Stored dataset items:
•••
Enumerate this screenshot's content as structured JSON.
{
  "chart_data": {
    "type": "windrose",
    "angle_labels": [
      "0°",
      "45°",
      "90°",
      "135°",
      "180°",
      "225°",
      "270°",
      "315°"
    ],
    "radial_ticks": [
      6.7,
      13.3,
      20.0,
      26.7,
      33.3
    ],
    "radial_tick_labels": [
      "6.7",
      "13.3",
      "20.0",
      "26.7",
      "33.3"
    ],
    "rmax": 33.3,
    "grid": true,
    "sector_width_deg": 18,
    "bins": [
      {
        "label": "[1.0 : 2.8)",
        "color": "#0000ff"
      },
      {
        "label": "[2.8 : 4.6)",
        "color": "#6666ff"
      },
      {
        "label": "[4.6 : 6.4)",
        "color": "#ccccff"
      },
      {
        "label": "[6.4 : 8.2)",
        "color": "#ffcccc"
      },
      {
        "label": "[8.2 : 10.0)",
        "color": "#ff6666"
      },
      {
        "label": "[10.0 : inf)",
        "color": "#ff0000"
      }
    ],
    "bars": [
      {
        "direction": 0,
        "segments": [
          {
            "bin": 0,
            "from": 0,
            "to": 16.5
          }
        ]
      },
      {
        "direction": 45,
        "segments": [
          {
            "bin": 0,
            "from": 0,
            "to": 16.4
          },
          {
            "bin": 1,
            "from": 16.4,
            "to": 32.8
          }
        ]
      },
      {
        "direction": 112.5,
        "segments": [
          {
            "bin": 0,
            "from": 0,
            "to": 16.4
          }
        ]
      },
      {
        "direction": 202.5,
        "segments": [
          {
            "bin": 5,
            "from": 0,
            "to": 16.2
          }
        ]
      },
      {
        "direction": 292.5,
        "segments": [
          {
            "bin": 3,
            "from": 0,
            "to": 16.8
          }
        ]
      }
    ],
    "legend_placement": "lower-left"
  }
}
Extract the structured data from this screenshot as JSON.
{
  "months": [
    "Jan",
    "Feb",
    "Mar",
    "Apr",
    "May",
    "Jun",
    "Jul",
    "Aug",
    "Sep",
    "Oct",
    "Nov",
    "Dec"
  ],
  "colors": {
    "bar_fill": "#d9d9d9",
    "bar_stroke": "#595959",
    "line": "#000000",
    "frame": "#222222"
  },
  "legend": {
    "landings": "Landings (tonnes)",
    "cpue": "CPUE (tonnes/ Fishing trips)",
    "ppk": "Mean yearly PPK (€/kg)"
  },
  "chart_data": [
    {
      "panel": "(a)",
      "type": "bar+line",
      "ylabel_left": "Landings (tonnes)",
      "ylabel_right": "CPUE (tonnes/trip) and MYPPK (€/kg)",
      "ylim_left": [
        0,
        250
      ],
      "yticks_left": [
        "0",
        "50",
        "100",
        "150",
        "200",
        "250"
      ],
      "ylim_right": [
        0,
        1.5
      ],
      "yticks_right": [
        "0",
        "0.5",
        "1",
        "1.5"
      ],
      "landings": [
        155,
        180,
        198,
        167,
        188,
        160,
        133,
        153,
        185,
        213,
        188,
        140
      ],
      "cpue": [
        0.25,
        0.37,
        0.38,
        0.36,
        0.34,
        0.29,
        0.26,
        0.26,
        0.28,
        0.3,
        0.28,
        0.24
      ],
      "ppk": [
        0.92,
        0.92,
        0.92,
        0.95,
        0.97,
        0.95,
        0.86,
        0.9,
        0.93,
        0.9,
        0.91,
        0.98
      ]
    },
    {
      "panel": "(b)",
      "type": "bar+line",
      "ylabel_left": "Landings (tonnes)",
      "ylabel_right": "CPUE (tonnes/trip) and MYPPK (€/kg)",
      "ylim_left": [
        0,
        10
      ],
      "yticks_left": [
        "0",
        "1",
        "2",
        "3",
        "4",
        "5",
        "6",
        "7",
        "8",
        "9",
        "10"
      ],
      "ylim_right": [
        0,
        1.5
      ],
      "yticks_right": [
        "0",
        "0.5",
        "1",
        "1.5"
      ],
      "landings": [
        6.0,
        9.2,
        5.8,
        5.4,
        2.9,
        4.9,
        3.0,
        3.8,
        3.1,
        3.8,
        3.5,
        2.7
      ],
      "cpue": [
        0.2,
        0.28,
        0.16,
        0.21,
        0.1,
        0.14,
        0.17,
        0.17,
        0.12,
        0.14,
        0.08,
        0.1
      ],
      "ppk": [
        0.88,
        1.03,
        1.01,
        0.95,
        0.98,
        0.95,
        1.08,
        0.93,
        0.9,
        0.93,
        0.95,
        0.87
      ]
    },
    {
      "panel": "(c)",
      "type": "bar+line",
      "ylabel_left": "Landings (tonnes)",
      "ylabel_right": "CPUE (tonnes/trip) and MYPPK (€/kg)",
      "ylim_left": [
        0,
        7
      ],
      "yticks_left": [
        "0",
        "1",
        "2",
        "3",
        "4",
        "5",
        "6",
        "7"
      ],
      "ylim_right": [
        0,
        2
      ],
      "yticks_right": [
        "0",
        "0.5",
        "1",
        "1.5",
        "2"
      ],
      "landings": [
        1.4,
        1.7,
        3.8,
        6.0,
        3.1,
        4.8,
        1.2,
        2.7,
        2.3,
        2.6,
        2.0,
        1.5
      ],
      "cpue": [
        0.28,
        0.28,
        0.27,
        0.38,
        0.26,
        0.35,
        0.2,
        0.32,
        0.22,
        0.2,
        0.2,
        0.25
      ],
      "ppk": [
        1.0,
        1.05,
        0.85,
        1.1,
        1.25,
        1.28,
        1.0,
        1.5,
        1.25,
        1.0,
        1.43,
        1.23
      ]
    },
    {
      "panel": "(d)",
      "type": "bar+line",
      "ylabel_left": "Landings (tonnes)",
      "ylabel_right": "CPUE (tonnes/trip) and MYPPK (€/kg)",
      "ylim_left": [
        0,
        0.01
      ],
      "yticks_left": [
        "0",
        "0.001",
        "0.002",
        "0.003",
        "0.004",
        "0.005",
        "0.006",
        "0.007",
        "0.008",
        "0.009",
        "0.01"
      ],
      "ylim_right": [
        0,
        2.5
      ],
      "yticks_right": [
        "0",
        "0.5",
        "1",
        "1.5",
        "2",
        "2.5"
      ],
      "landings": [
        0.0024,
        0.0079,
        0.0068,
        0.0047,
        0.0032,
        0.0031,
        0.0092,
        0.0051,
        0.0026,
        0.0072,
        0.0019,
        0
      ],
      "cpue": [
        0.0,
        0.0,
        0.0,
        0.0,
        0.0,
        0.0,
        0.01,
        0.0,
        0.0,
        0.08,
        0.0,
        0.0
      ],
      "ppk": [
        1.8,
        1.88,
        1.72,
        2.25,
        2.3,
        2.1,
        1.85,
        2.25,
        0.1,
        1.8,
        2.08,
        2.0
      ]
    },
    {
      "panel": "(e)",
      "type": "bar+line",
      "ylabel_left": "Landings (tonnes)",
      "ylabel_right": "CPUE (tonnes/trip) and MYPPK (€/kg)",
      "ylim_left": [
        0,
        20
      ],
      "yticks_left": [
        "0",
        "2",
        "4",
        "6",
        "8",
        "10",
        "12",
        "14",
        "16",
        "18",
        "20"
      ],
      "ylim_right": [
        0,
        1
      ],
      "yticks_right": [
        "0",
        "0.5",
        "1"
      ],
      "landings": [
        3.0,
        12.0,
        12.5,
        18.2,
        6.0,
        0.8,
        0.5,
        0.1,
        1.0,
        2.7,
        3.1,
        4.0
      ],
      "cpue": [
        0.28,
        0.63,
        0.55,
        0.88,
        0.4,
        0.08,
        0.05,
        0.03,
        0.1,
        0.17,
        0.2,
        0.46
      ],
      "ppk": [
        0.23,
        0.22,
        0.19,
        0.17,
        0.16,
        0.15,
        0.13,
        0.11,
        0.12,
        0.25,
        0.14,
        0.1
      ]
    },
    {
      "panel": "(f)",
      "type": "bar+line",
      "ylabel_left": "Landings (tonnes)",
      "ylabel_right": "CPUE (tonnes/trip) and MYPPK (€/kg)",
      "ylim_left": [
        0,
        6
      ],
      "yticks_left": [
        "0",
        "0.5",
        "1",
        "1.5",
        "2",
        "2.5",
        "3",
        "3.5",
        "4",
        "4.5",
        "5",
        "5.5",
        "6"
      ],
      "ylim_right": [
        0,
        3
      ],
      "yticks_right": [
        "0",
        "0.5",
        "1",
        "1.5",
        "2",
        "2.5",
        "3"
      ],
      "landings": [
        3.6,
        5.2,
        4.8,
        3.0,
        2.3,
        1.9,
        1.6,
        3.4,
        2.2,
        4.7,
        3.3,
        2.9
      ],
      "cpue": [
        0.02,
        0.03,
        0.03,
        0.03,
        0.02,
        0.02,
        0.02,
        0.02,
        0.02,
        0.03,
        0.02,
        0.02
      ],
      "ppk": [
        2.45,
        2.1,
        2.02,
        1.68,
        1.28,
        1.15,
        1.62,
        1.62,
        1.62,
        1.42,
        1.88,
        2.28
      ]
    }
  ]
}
•••
§ What to do:
Say the number of lines in the records above that include the string "structured", and no more.

§ Solution below:
2